**WHAT NEEDS TO BE DONE:**
In the listing that follows, count every line with the word "open" in it and write only the total.

--- Start ROWS ---

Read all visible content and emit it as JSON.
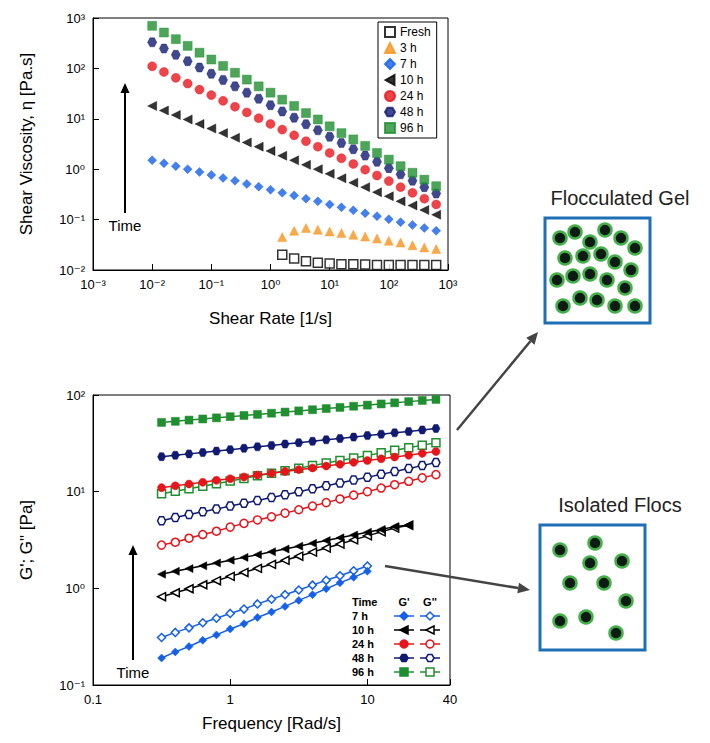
{
  "chart_data": [
    {
      "type": "scatter",
      "x_label": "Shear Rate [1/s]",
      "y_label": "Shear Viscosity, η [Pa.s]",
      "log": true,
      "grid": false,
      "legend": "upper right",
      "annotations": [
        "Time"
      ],
      "xlim": [
        0.001,
        1000
      ],
      "xticks": [
        {
          "value": 0.001,
          "label": "10⁻³"
        },
        {
          "value": 0.01,
          "label": "10⁻²"
        },
        {
          "value": 0.1,
          "label": "10⁻¹"
        },
        {
          "value": 1,
          "label": "10⁰"
        },
        {
          "value": 10,
          "label": "10¹"
        },
        {
          "value": 100,
          "label": "10²"
        },
        {
          "value": 1000,
          "label": "10³"
        }
      ],
      "ylim": [
        0.01,
        1000
      ],
      "yticks": [
        {
          "value": 0.01,
          "label": "10⁻²"
        },
        {
          "value": 0.1,
          "label": "10⁻¹"
        },
        {
          "value": 1,
          "label": "10⁰"
        },
        {
          "value": 10,
          "label": "10¹"
        },
        {
          "value": 100,
          "label": "10²"
        },
        {
          "value": 1000,
          "label": "10³"
        }
      ],
      "x": [
        0.01,
        0.0158,
        0.0251,
        0.0398,
        0.0631,
        0.1,
        0.158,
        0.251,
        0.398,
        0.631,
        1,
        1.58,
        2.51,
        3.98,
        6.31,
        10,
        15.8,
        25.1,
        39.8,
        63.1,
        100,
        158,
        251,
        398,
        631
      ],
      "series": [
        {
          "name": "Fresh",
          "color": "#000000",
          "marker": "square-open",
          "values": [
            null,
            null,
            null,
            null,
            null,
            null,
            null,
            null,
            null,
            null,
            null,
            0.02,
            0.017,
            0.015,
            0.014,
            0.0135,
            0.013,
            0.013,
            0.0128,
            0.0125,
            0.0125,
            0.0125,
            0.0125,
            0.0125,
            0.0125
          ]
        },
        {
          "name": "3 h",
          "color": "#f7941d",
          "marker": "triangle",
          "values": [
            null,
            null,
            null,
            null,
            null,
            null,
            null,
            null,
            null,
            null,
            null,
            0.045,
            0.06,
            0.068,
            0.063,
            0.058,
            0.054,
            0.05,
            0.046,
            0.042,
            0.038,
            0.035,
            0.031,
            0.028,
            0.026
          ]
        },
        {
          "name": "7 h",
          "color": "#1560e8",
          "marker": "diamond",
          "values": [
            1.5,
            1.31,
            1.15,
            1.0,
            0.88,
            0.77,
            0.67,
            0.59,
            0.51,
            0.45,
            0.39,
            0.34,
            0.3,
            0.26,
            0.23,
            0.2,
            0.175,
            0.153,
            0.134,
            0.117,
            0.102,
            0.089,
            0.078,
            0.068,
            0.06
          ]
        },
        {
          "name": "10 h",
          "color": "#000000",
          "marker": "triangle-left",
          "values": [
            18,
            14.6,
            11.9,
            9.7,
            7.9,
            6.4,
            5.2,
            4.2,
            3.4,
            2.8,
            2.3,
            1.85,
            1.5,
            1.22,
            1.0,
            0.81,
            0.66,
            0.54,
            0.44,
            0.35,
            0.29,
            0.23,
            0.19,
            0.155,
            0.125
          ]
        },
        {
          "name": "24 h",
          "color": "#e8141b",
          "marker": "circle",
          "values": [
            110,
            85,
            65,
            50,
            38,
            29.5,
            22.7,
            17.4,
            13.4,
            10.3,
            7.9,
            6.1,
            4.7,
            3.6,
            2.8,
            2.1,
            1.65,
            1.27,
            0.98,
            0.75,
            0.58,
            0.44,
            0.34,
            0.26,
            0.2
          ]
        },
        {
          "name": "48 h",
          "color": "#101a72",
          "marker": "hexagon",
          "values": [
            330,
            248,
            186,
            139,
            104,
            78,
            59,
            44,
            33,
            25,
            18.6,
            14,
            10.5,
            7.8,
            5.9,
            4.4,
            3.3,
            2.5,
            1.86,
            1.4,
            1.05,
            0.79,
            0.59,
            0.44,
            0.33
          ]
        },
        {
          "name": "96 h",
          "color": "#1f8f2f",
          "marker": "square",
          "values": [
            700,
            515,
            380,
            280,
            205,
            150,
            112,
            82,
            60,
            44,
            33,
            24,
            18,
            13,
            9.7,
            7.1,
            5.2,
            3.9,
            2.9,
            2.1,
            1.55,
            1.15,
            0.85,
            0.62,
            0.46
          ]
        }
      ]
    },
    {
      "type": "line",
      "x_label": "Frequency [Rad/s]",
      "y_label": "G'; G\" [Pa]",
      "log": true,
      "grid": false,
      "legend": "lower right",
      "legend_header": [
        "Time",
        "G'",
        "G''"
      ],
      "annotations": [
        "Time"
      ],
      "xlim": [
        0.1,
        40
      ],
      "xticks": [
        0.1,
        1,
        10,
        40
      ],
      "ylim": [
        0.1,
        100
      ],
      "yticks": [
        {
          "value": 0.1,
          "label": "10⁻¹"
        },
        {
          "value": 1,
          "label": "10⁰"
        },
        {
          "value": 10,
          "label": "10¹"
        },
        {
          "value": 100,
          "label": "10²"
        }
      ],
      "x": [
        0.316,
        0.398,
        0.501,
        0.631,
        0.794,
        1,
        1.26,
        1.58,
        2,
        2.51,
        3.16,
        3.98,
        5.01,
        6.31,
        7.94,
        10,
        12.6,
        15.8,
        20,
        25.1,
        31.6
      ],
      "series": [
        {
          "name": "7 h",
          "modulus": "G'",
          "color": "#1560e8",
          "marker": "diamond",
          "values": [
            0.19,
            0.22,
            0.25,
            0.29,
            0.33,
            0.38,
            0.43,
            0.5,
            0.57,
            0.65,
            0.75,
            0.86,
            0.99,
            1.14,
            1.3,
            1.5,
            null,
            null,
            null,
            null,
            null
          ]
        },
        {
          "name": "7 h",
          "modulus": "G''",
          "color": "#1560e8",
          "marker": "diamond-open",
          "values": [
            0.31,
            0.35,
            0.39,
            0.44,
            0.49,
            0.55,
            0.61,
            0.69,
            0.77,
            0.86,
            0.96,
            1.08,
            1.21,
            1.35,
            1.52,
            1.7,
            null,
            null,
            null,
            null,
            null
          ]
        },
        {
          "name": "10 h",
          "modulus": "G'",
          "color": "#000000",
          "marker": "triangle-left",
          "values": [
            1.4,
            1.5,
            1.6,
            1.71,
            1.83,
            1.95,
            2.09,
            2.23,
            2.39,
            2.55,
            2.73,
            2.92,
            3.12,
            3.33,
            3.56,
            3.81,
            4.07,
            4.35,
            4.5,
            null,
            null
          ]
        },
        {
          "name": "10 h",
          "modulus": "G''",
          "color": "#000000",
          "marker": "triangle-left-open",
          "values": [
            0.82,
            0.9,
            0.99,
            1.09,
            1.2,
            1.33,
            1.46,
            1.61,
            1.77,
            1.95,
            2.15,
            2.37,
            2.61,
            2.87,
            3.17,
            3.49,
            3.84,
            4.2,
            4.5,
            null,
            null
          ]
        },
        {
          "name": "24 h",
          "modulus": "G'",
          "color": "#e8141b",
          "marker": "circle",
          "values": [
            11,
            11.5,
            12,
            12.5,
            13.1,
            13.6,
            14.2,
            14.9,
            15.5,
            16.2,
            16.9,
            17.6,
            18.4,
            19.2,
            20.1,
            21,
            21.9,
            22.8,
            23.8,
            24.9,
            26
          ]
        },
        {
          "name": "24 h",
          "modulus": "G''",
          "color": "#e8141b",
          "marker": "circle-open",
          "values": [
            2.8,
            3.0,
            3.3,
            3.6,
            3.9,
            4.3,
            4.7,
            5.1,
            5.5,
            6.0,
            6.5,
            7.1,
            7.7,
            8.4,
            9.2,
            10,
            10.9,
            11.8,
            12.8,
            13.9,
            15
          ]
        },
        {
          "name": "48 h",
          "modulus": "G'",
          "color": "#101a72",
          "marker": "hexagon",
          "values": [
            23,
            23.8,
            24.6,
            25.4,
            26.3,
            27.2,
            28.1,
            29.1,
            30.1,
            31.1,
            32.1,
            33.2,
            34.4,
            35.5,
            36.7,
            38,
            39.3,
            40.6,
            42,
            43.5,
            45
          ]
        },
        {
          "name": "48 h",
          "modulus": "G''",
          "color": "#101a72",
          "marker": "hexagon-open",
          "values": [
            5,
            5.4,
            5.8,
            6.2,
            6.6,
            7.1,
            7.6,
            8.1,
            8.7,
            9.3,
            10,
            10.7,
            11.5,
            12.3,
            13.2,
            14.1,
            15.1,
            16.2,
            17.4,
            18.6,
            20
          ]
        },
        {
          "name": "96 h",
          "modulus": "G'",
          "color": "#1f8f2f",
          "marker": "square",
          "values": [
            52,
            53.4,
            55,
            56.5,
            58,
            59.7,
            61.4,
            63,
            64.8,
            66.6,
            68.5,
            70.4,
            72.4,
            74.4,
            76.5,
            78.6,
            80.8,
            83,
            85.4,
            87.8,
            90
          ]
        },
        {
          "name": "96 h",
          "modulus": "G''",
          "color": "#1f8f2f",
          "marker": "square-open",
          "values": [
            9.5,
            10.1,
            10.7,
            11.4,
            12.1,
            12.9,
            13.7,
            14.6,
            15.5,
            16.5,
            17.5,
            18.6,
            19.8,
            21,
            22.3,
            23.7,
            25.2,
            26.8,
            28.5,
            30.3,
            32
          ]
        }
      ]
    }
  ],
  "schematics": [
    {
      "label": "Flocculated Gel"
    },
    {
      "label": "Isolated Flocs"
    }
  ]
}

--- End ROWS ---

**EXERCISE RESULT:**
6